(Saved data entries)

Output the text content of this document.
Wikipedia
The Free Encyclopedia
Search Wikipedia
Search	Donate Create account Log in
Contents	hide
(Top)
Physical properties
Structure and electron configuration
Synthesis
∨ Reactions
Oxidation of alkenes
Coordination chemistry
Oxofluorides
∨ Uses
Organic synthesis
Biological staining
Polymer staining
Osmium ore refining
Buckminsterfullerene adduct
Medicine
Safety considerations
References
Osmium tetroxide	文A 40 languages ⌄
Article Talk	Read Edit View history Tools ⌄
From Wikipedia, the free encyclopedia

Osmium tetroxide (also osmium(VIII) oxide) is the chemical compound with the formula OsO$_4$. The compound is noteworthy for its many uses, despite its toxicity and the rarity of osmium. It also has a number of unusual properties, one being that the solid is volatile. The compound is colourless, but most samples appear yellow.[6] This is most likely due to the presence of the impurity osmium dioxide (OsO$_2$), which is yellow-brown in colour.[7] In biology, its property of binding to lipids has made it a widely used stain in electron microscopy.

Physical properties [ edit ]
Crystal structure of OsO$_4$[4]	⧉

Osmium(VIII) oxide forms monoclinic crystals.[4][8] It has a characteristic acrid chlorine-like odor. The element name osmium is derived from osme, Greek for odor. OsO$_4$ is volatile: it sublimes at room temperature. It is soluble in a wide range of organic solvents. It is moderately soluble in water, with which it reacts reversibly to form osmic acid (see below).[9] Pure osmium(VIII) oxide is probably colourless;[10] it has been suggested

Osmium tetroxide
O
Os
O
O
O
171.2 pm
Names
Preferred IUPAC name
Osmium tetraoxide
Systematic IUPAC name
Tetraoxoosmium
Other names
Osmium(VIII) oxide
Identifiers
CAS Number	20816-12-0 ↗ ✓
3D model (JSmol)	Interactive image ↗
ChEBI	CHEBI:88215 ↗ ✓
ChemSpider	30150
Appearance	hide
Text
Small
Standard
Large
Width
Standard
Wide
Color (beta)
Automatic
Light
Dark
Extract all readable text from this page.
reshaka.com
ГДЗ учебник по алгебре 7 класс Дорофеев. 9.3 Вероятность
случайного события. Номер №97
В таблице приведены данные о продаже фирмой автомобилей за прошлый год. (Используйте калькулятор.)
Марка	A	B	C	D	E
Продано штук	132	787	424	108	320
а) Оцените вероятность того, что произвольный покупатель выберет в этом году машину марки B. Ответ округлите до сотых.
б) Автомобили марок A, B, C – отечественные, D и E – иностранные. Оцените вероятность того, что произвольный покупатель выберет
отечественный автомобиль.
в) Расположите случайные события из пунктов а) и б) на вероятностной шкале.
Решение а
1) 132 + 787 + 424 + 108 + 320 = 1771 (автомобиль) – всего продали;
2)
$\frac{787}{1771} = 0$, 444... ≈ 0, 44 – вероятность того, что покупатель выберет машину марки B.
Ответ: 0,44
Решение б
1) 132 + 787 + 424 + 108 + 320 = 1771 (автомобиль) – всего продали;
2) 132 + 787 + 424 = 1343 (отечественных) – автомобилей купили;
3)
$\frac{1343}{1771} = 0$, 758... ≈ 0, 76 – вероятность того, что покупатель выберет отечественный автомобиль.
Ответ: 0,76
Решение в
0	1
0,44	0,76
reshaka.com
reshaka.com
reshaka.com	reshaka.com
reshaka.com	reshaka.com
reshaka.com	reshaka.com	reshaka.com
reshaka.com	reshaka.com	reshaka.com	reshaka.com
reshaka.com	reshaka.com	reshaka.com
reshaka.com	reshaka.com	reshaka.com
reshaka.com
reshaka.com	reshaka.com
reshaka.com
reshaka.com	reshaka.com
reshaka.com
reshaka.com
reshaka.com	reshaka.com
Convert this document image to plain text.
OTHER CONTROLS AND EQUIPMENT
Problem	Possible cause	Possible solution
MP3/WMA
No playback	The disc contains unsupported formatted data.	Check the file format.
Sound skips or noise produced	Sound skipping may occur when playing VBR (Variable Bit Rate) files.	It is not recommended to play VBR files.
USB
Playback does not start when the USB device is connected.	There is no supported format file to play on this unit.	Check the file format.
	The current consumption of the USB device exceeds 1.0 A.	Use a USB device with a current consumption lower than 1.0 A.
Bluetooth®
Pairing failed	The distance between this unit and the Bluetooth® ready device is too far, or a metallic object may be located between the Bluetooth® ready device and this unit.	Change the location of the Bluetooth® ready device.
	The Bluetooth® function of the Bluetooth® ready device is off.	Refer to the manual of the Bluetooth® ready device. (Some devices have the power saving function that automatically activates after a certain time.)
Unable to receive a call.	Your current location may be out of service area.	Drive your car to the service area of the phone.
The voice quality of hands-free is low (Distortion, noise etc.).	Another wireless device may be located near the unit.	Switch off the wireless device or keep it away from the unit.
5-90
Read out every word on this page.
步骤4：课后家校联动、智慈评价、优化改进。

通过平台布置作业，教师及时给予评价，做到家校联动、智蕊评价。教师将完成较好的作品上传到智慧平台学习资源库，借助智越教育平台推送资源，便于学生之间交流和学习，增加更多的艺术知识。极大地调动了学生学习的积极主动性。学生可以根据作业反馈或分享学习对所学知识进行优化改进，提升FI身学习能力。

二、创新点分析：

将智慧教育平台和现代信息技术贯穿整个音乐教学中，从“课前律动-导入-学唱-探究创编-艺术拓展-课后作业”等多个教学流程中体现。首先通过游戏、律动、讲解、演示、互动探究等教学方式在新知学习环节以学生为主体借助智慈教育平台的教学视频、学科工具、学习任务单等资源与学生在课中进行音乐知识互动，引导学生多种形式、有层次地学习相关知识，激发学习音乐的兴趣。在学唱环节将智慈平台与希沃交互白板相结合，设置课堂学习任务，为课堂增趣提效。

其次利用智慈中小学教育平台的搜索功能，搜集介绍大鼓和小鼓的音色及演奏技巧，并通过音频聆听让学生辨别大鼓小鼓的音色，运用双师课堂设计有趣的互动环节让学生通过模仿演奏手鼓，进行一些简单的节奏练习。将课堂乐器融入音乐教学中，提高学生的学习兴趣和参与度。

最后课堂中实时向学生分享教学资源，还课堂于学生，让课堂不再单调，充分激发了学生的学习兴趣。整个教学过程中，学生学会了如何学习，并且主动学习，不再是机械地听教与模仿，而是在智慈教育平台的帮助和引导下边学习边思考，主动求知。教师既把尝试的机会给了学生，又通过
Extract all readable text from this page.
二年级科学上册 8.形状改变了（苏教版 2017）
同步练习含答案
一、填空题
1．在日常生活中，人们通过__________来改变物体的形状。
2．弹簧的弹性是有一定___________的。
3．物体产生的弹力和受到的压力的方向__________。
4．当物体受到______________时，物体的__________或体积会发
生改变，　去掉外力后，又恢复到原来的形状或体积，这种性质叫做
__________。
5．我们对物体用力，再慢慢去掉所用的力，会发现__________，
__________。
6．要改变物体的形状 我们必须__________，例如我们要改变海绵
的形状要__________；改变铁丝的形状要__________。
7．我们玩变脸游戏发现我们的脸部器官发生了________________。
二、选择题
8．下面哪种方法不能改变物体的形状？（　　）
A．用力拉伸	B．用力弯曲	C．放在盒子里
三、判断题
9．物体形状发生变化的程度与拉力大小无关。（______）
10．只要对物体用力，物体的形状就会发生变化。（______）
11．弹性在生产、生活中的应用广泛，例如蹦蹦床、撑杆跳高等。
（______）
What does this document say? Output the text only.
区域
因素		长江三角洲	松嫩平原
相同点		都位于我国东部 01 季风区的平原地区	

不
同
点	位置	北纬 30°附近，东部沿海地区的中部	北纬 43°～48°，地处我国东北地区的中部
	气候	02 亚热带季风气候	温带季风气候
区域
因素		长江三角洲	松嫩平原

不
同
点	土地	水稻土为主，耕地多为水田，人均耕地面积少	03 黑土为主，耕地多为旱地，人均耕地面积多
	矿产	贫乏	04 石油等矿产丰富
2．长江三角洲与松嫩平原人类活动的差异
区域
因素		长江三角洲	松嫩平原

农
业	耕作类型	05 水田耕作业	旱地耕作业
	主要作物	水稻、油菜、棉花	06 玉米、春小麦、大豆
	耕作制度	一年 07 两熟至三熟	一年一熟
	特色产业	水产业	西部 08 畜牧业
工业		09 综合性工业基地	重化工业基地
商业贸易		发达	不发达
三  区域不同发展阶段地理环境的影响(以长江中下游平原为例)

● GOAL
Exactly reproduce the lines beginning with the one that contains "What does this" and ending with the last line of the material, both included. Leave out everything else.

● RESULT BELOW
What does this document say? Output the text only.
区域
因素		长江三角洲	松嫩平原
相同点		都位于我国东部 01 季风区的平原地区	

不
同
点	位置	北纬 30°附近，东部沿海地区的中部	北纬 43°～48°，地处我国东北地区的中部
	气候	02 亚热带季风气候	温带季风气候
区域
因素		长江三角洲	松嫩平原

不
同
点	土地	水稻土为主，耕地多为水田，人均耕地面积少	03 黑土为主，耕地多为旱地，人均耕地面积多
	矿产	贫乏	04 石油等矿产丰富
2．长江三角洲与松嫩平原人类活动的差异
区域
因素		长江三角洲	松嫩平原

农
业	耕作类型	05 水田耕作业	旱地耕作业
	主要作物	水稻、油菜、棉花	06 玉米、春小麦、大豆
	耕作制度	一年 07 两熟至三熟	一年一熟
	特色产业	水产业	西部 08 畜牧业
工业		09 综合性工业基地	重化工业基地
商业贸易		发达	不发达
三  区域不同发展阶段地理环境的影响(以长江中下游平原为例)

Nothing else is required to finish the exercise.